• DATASET CONTENT:

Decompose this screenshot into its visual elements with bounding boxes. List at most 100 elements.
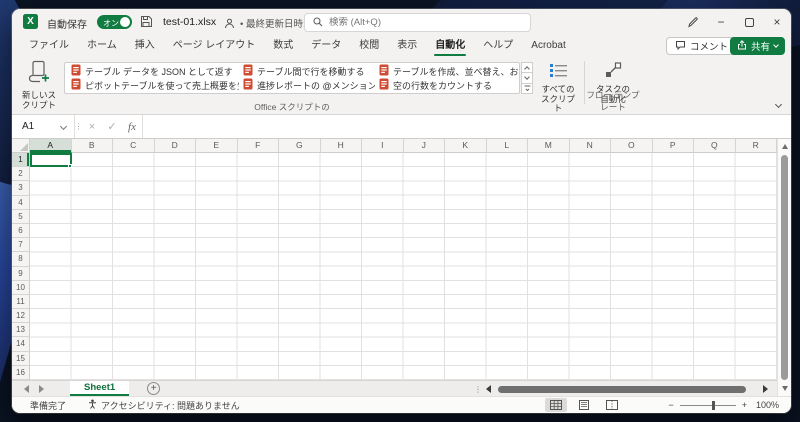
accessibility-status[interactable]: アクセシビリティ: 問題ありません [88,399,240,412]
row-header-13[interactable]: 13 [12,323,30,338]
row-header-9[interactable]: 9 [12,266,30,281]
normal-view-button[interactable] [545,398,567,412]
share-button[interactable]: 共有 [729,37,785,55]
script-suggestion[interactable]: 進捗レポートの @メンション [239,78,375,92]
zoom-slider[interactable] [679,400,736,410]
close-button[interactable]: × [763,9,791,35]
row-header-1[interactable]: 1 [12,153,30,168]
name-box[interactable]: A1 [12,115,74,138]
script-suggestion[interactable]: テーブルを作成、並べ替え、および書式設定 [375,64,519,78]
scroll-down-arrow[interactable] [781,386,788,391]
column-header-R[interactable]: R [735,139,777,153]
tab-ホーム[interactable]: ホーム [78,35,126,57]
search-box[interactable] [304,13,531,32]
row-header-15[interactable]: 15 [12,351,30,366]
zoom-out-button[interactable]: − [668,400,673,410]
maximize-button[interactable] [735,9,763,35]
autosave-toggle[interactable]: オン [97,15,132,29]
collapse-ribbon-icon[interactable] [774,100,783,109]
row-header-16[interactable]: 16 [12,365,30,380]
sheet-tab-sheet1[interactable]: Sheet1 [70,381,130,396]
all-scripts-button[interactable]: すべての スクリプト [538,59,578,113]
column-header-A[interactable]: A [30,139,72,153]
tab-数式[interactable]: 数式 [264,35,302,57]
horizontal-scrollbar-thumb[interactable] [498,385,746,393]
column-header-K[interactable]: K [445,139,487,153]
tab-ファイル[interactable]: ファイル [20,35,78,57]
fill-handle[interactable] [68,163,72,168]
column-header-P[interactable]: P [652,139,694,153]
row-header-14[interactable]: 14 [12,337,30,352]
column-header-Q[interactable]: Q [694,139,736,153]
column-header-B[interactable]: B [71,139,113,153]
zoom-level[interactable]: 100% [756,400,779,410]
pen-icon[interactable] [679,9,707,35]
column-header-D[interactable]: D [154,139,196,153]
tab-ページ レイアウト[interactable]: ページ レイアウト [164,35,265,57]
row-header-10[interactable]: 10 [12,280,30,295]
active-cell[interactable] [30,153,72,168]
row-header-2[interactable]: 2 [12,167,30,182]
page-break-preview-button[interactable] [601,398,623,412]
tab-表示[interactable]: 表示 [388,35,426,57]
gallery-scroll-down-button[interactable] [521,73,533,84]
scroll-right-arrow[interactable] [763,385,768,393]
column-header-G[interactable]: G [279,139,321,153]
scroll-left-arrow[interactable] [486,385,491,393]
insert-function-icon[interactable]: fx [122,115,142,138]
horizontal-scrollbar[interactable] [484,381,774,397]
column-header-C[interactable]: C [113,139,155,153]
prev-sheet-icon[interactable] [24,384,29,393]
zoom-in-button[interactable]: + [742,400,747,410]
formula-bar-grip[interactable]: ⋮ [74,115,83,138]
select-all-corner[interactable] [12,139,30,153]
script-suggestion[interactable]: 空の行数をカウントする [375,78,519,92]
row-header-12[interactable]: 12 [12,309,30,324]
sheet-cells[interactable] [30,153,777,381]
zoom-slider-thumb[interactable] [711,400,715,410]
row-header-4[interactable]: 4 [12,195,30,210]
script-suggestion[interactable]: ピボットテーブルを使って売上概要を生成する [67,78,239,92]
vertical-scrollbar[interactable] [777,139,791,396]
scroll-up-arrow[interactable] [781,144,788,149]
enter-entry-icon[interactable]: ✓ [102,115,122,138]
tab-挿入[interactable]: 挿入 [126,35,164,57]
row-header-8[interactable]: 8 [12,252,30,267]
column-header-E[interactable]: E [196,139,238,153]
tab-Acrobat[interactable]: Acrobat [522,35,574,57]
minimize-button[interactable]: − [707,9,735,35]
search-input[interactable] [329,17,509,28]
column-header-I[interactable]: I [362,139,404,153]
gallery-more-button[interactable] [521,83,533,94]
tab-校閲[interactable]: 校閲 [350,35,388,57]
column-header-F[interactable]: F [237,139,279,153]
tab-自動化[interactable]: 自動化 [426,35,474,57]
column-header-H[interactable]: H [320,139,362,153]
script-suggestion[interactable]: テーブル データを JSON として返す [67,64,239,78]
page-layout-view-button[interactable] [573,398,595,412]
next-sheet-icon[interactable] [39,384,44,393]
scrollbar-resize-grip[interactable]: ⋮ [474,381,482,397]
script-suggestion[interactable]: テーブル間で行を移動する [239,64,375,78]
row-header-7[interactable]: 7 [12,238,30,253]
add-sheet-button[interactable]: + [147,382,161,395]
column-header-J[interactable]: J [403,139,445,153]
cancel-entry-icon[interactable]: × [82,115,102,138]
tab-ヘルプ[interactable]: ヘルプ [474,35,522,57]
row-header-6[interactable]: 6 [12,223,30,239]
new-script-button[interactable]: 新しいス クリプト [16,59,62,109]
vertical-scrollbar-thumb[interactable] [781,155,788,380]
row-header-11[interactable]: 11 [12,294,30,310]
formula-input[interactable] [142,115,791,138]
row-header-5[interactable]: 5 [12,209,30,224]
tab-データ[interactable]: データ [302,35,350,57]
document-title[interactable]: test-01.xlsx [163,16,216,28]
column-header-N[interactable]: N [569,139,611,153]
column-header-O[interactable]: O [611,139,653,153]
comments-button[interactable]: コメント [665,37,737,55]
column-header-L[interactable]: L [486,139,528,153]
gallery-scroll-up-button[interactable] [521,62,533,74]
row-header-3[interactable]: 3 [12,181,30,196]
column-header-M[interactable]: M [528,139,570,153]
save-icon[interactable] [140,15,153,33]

• WHAT YOU SHOULD DO: Format all of the records above as a Markdown table with the columns "No." and "Line," giving each nonblank line its own numbered row and omitting blank lines. Do not include the pictures.

• TASK ANSWER:
| No. | Line |
|---|---|
| 1 | Decompose this screenshot into its visual elements with bounding boxes. List at most 100 elements. |
| 2 | accessibility-status[interactable]: アクセシビリティ: 問題ありません [88,399,240,412] |
| 3 | row-header-13[interactable]: 13 [12,323,30,338] |
| 4 | row-header-9[interactable]: 9 [12,266,30,281] |
| 5 | normal-view-button[interactable] [545,398,567,412] |
| 6 | share-button[interactable]: 共有 [729,37,785,55] |
| 7 | script-suggestion[interactable]: 進捗レポートの @メンション [239,78,375,92] |
| 8 | zoom-slider[interactable] [679,400,736,410] |
| 9 | close-button[interactable]: × [763,9,791,35] |
| 10 | row-header-1[interactable]: 1 [12,153,30,168] |
| 11 | name-box[interactable]: A1 [12,115,74,138] |
| 12 | script-suggestion[interactable]: テーブルを作成、並べ替え、および書式設定 [375,64,519,78] |
| 13 | scroll-down-arrow[interactable] [781,386,788,391] |
| 14 | column-header-R[interactable]: R [735,139,777,153] |
| 15 | tab-ホーム[interactable]: ホーム [78,35,126,57] |
| 16 | search-box[interactable] [304,13,531,32] |
| 17 | row-header-15[interactable]: 15 [12,351,30,366] |
| 18 | zoom-out-button[interactable]: − [668,400,673,410] |
| 19 | maximize-button[interactable] [735,9,763,35] |
| 20 | autosave-toggle[interactable]: オン [97,15,132,29] |
| 21 | collapse-ribbon-icon[interactable] [774,100,783,109] |
| 22 | row-header-16[interactable]: 16 [12,365,30,380] |
| 23 | sheet-tab-sheet1[interactable]: Sheet1 [70,381,130,396] |
| 24 | all-scripts-button[interactable]: すべての スクリプト [538,59,578,113] |
| 25 | column-header-A[interactable]: A [30,139,72,153] |
| 26 | tab-数式[interactable]: 数式 [264,35,302,57] |
| 27 | horizontal-scrollbar-thumb[interactable] [498,385,746,393] |
| 28 | column-header-K[interactable]: K [445,139,487,153] |
| 29 | tab-ファイル[interactable]: ファイル [20,35,78,57] |
| 30 | fill-handle[interactable] [68,163,72,168] |
| 31 | column-header-P[interactable]: P [652,139,694,153] |
| 32 | row-header-14[interactable]: 14 [12,337,30,352] |
| 33 | column-header-Q[interactable]: Q [694,139,736,153] |
| 34 | column-header-B[interactable]: B [71,139,113,153] |
| 35 | zoom-level[interactable]: 100% [756,400,779,410] |
| 36 | pen-icon[interactable] [679,9,707,35] |
| 37 | column-header-D[interactable]: D [154,139,196,153] |
| 38 | tab-ページ レイアウト[interactable]: ページ レイアウト [164,35,265,57] |
| 39 | row-header-10[interactable]: 10 [12,280,30,295] |
| 40 | active-cell[interactable] [30,153,72,168] |
| 41 | row-header-2[interactable]: 2 [12,167,30,182] |
| 42 | page-break-preview-button[interactable] [601,398,623,412] |
| 43 | tab-表示[interactable]: 表示 [388,35,426,57] |
| 44 | gallery-scroll-down-button[interactable] [521,73,533,84] |
| 45 | scroll-right-arrow[interactable] [763,385,768,393] |
| 46 | column-header-G[interactable]: G [279,139,321,153] |
| 47 | scroll-left-arrow[interactable] [486,385,491,393] |
| 48 | insert-function-icon[interactable]: fx [122,115,142,138] |
| 49 | horizontal-scrollbar[interactable] [484,381,774,397] |
| 50 | column-header-C[interactable]: C [113,139,155,153] |
| 51 | prev-sheet-icon[interactable] [24,384,29,393] |
| 52 | zoom-in-button[interactable]: + [742,400,747,410] |
| 53 | formula-bar-grip[interactable]: ⋮ [74,115,83,138] |
| 54 | select-all-corner[interactable] [12,139,30,153] |
| 55 | script-suggestion[interactable]: 空の行数をカウントする [375,78,519,92] |
| 56 | row-header-12[interactable]: 12 [12,309,30,324] |
| 57 | sheet-cells[interactable] [30,153,777,381] |
| 58 | zoom-slider-thumb[interactable] [711,400,715,410] |
| 59 | row-header-4[interactable]: 4 [12,195,30,210] |
| 60 | script-suggestion[interactable]: ピボットテーブルを使って売上概要を生成する [67,78,239,92] |
| 61 | vertical-scrollbar[interactable] [777,139,791,396] |
| 62 | scroll-up-arrow[interactable] [781,144,788,149] |
| 63 | enter-entry-icon[interactable]: ✓ [102,115,122,138] |
| 64 | tab-挿入[interactable]: 挿入 [126,35,164,57] |
| 65 | row-header-8[interactable]: 8 [12,252,30,267] |
| 66 | column-header-E[interactable]: E [196,139,238,153] |
| 67 | tab-Acrobat[interactable]: Acrobat [522,35,574,57] |
| 68 | minimize-button[interactable]: − [707,9,735,35] |
| 69 | search-input[interactable] [329,17,509,28] |
| 70 | column-header-I[interactable]: I [362,139,404,153] |
| 71 | gallery-more-button[interactable] [521,83,533,94] |
| 72 | tab-校閲[interactable]: 校閲 [350,35,388,57] |
| 73 | column-header-F[interactable]: F [237,139,279,153] |
| 74 | tab-自動化[interactable]: 自動化 [426,35,474,57] |
| 75 | column-header-H[interactable]: H [320,139,362,153] |
| 76 | script-suggestion[interactable]: テーブル データを JSON として返す [67,64,239,78] |
| 77 | page-layout-view-button[interactable] [573,398,595,412] |
| 78 | next-sheet-icon[interactable] [39,384,44,393] |
| 79 | scrollbar-resize-grip[interactable]: ⋮ [474,381,482,397] |
| 80 | script-suggestion[interactable]: テーブル間で行を移動する [239,64,375,78] |
| 81 | row-header-7[interactable]: 7 [12,238,30,253] |
| 82 | add-sheet-button[interactable]: + [147,382,161,395] |
| 83 | column-header-J[interactable]: J [403,139,445,153] |
| 84 | cancel-entry-icon[interactable]: × [82,115,102,138] |
| 85 | tab-ヘルプ[interactable]: ヘルプ [474,35,522,57] |
| 86 | row-header-6[interactable]: 6 [12,223,30,239] |
| 87 | new-script-button[interactable]: 新しいス クリプト [16,59,62,109] |
| 88 | vertical-scrollbar-thumb[interactable] [781,155,788,380] |
| 89 | row-header-11[interactable]: 11 [12,294,30,310] |
| 90 | formula-input[interactable] [142,115,791,138] |
| 91 | row-header-5[interactable]: 5 [12,209,30,224] |
| 92 | tab-データ[interactable]: データ [302,35,350,57] |
| 93 | document-title[interactable]: test-01.xlsx [163,16,216,28] |
| 94 | column-header-N[interactable]: N [569,139,611,153] |
| 95 | column-header-O[interactable]: O [611,139,653,153] |
| 96 | comments-button[interactable]: コメント [665,37,737,55] |
| 97 | column-header-L[interactable]: L [486,139,528,153] |
| 98 | gallery-scroll-up-button[interactable] [521,62,533,74] |
| 99 | row-header-3[interactable]: 3 [12,181,30,196] |
| 100 | column-header-M[interactable]: M [528,139,570,153] |
| 101 | save-icon[interactable] [140,15,153,33] |